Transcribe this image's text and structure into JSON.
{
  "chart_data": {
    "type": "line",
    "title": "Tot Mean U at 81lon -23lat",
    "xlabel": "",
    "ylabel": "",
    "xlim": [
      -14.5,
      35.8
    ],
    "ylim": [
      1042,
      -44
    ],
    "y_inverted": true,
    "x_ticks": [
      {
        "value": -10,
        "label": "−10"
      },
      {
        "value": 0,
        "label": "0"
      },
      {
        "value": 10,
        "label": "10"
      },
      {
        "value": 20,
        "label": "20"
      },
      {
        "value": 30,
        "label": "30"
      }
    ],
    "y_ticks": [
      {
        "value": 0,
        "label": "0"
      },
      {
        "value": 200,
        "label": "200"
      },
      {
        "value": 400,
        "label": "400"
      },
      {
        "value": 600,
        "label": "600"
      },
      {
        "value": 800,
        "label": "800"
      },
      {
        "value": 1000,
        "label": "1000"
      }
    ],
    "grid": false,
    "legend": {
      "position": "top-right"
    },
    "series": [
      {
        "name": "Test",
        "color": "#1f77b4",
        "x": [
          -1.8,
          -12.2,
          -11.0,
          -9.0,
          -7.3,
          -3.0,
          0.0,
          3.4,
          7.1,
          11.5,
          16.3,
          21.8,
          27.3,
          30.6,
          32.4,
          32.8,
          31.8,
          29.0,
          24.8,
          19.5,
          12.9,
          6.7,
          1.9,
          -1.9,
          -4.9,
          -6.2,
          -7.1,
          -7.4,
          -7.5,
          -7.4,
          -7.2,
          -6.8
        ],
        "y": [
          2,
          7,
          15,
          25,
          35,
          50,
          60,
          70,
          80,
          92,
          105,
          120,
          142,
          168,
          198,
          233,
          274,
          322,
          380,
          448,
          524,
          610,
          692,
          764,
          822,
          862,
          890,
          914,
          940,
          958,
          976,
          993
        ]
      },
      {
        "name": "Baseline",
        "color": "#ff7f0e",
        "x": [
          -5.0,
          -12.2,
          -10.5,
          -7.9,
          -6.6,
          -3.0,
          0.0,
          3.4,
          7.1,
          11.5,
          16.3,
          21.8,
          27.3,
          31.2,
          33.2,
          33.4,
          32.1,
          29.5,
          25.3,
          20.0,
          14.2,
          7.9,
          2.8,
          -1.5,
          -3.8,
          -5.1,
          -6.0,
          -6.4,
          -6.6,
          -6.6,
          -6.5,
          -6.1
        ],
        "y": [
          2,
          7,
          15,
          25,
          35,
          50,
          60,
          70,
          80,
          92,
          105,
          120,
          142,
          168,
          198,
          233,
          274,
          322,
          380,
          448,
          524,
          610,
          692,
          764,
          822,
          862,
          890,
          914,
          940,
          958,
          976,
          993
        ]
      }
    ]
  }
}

**Exercise requirements**. Print the listing above in its entirety, with every line exact.

**Final result**.
Transcribe this image's text and structure into JSON.
{
  "chart_data": {
    "type": "line",
    "title": "Tot Mean U at 81lon -23lat",
    "xlabel": "",
    "ylabel": "",
    "xlim": [
      -14.5,
      35.8
    ],
    "ylim": [
      1042,
      -44
    ],
    "y_inverted": true,
    "x_ticks": [
      {
        "value": -10,
        "label": "−10"
      },
      {
        "value": 0,
        "label": "0"
      },
      {
        "value": 10,
        "label": "10"
      },
      {
        "value": 20,
        "label": "20"
      },
      {
        "value": 30,
        "label": "30"
      }
    ],
    "y_ticks": [
      {
        "value": 0,
        "label": "0"
      },
      {
        "value": 200,
        "label": "200"
      },
      {
        "value": 400,
        "label": "400"
      },
      {
        "value": 600,
        "label": "600"
      },
      {
        "value": 800,
        "label": "800"
      },
      {
        "value": 1000,
        "label": "1000"
      }
    ],
    "grid": false,
    "legend": {
      "position": "top-right"
    },
    "series": [
      {
        "name": "Test",
        "color": "#1f77b4",
        "x": [
          -1.8,
          -12.2,
          -11.0,
          -9.0,
          -7.3,
          -3.0,
          0.0,
          3.4,
          7.1,
          11.5,
          16.3,
          21.8,
          27.3,
          30.6,
          32.4,
          32.8,
          31.8,
          29.0,
          24.8,
          19.5,
          12.9,
          6.7,
          1.9,
          -1.9,
          -4.9,
          -6.2,
          -7.1,
          -7.4,
          -7.5,
          -7.4,
          -7.2,
          -6.8
        ],
        "y": [
          2,
          7,
          15,
          25,
          35,
          50,
          60,
          70,
          80,
          92,
          105,
          120,
          142,
          168,
          198,
          233,
          274,
          322,
          380,
          448,
          524,
          610,
          692,
          764,
          822,
          862,
          890,
          914,
          940,
          958,
          976,
          993
        ]
      },
      {
        "name": "Baseline",
        "color": "#ff7f0e",
        "x": [
          -5.0,
          -12.2,
          -10.5,
          -7.9,
          -6.6,
          -3.0,
          0.0,
          3.4,
          7.1,
          11.5,
          16.3,
          21.8,
          27.3,
          31.2,
          33.2,
          33.4,
          32.1,
          29.5,
          25.3,
          20.0,
          14.2,
          7.9,
          2.8,
          -1.5,
          -3.8,
          -5.1,
          -6.0,
          -6.4,
          -6.6,
          -6.6,
          -6.5,
          -6.1
        ],
        "y": [
          2,
          7,
          15,
          25,
          35,
          50,
          60,
          70,
          80,
          92,
          105,
          120,
          142,
          168,
          198,
          233,
          274,
          322,
          380,
          448,
          524,
          610,
          692,
          764,
          822,
          862,
          890,
          914,
          940,
          958,
          976,
          993
        ]
      }
    ]
  }
}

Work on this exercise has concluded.